- [Problem to solve]: Images should be left out, and everything else in the listing reproduced exactly.

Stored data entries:
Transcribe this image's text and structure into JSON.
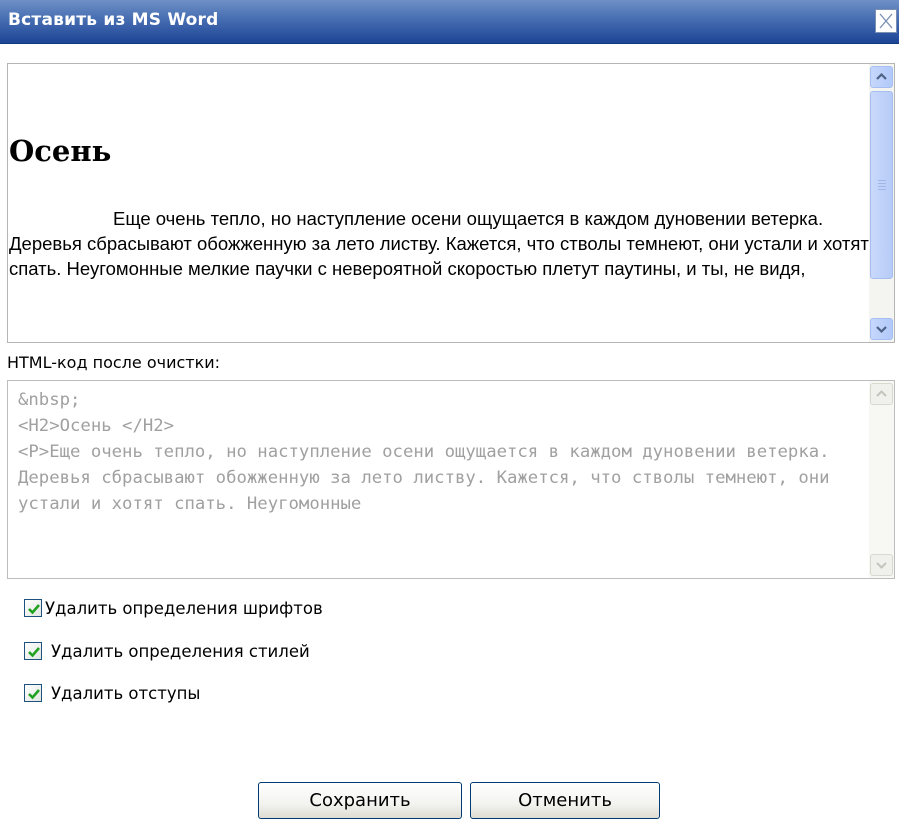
{
  "dialog": {
    "title": "Вставить из MS Word",
    "close_icon": "close-icon"
  },
  "preview": {
    "heading": "Осень",
    "paragraph": "Еще очень тепло, но наступление осени ощущается в каждом дуновении ветерка. Деревья сбрасывают обожженную за лето листву. Кажется, что стволы темнеют, они устали и хотят спать. Неугомонные мелкие паучки с невероятной скоростью плетут паутины, и ты, не видя,"
  },
  "cleaned": {
    "label": "HTML-код после очистки:",
    "code": "&nbsp;\n<H2>Осень </H2>\n<P>Еще очень тепло, но наступление осени ощущается в каждом дуновении ветерка. Деревья сбрасывают обожженную за лето листву. Кажется, что стволы темнеют, они устали и хотят спать. Неугомонные"
  },
  "options": [
    {
      "label": "Удалить определения шрифтов",
      "checked": true
    },
    {
      "label": "Удалить определения стилей",
      "checked": true
    },
    {
      "label": "Удалить отступы",
      "checked": true
    }
  ],
  "buttons": {
    "save": "Сохранить",
    "cancel": "Отменить"
  },
  "colors": {
    "titlebar_top": "#6f90c6",
    "titlebar_bottom": "#1d4495",
    "checkmark": "#21a121",
    "code_text": "#a0a0a0"
  }
}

- [Exercise solution]:
Transcribe this image's text and structure into JSON.
{
  "dialog": {
    "title": "Вставить из MS Word",
    "close_icon": "close-icon"
  },
  "preview": {
    "heading": "Осень",
    "paragraph": "Еще очень тепло, но наступление осени ощущается в каждом дуновении ветерка. Деревья сбрасывают обожженную за лето листву. Кажется, что стволы темнеют, они устали и хотят спать. Неугомонные мелкие паучки с невероятной скоростью плетут паутины, и ты, не видя,"
  },
  "cleaned": {
    "label": "HTML-код после очистки:",
    "code": "&nbsp;\n<H2>Осень </H2>\n<P>Еще очень тепло, но наступление осени ощущается в каждом дуновении ветерка. Деревья сбрасывают обожженную за лето листву. Кажется, что стволы темнеют, они устали и хотят спать. Неугомонные"
  },
  "options": [
    {
      "label": "Удалить определения шрифтов",
      "checked": true
    },
    {
      "label": "Удалить определения стилей",
      "checked": true
    },
    {
      "label": "Удалить отступы",
      "checked": true
    }
  ],
  "buttons": {
    "save": "Сохранить",
    "cancel": "Отменить"
  },
  "colors": {
    "titlebar_top": "#6f90c6",
    "titlebar_bottom": "#1d4495",
    "checkmark": "#21a121",
    "code_text": "#a0a0a0"
  }
}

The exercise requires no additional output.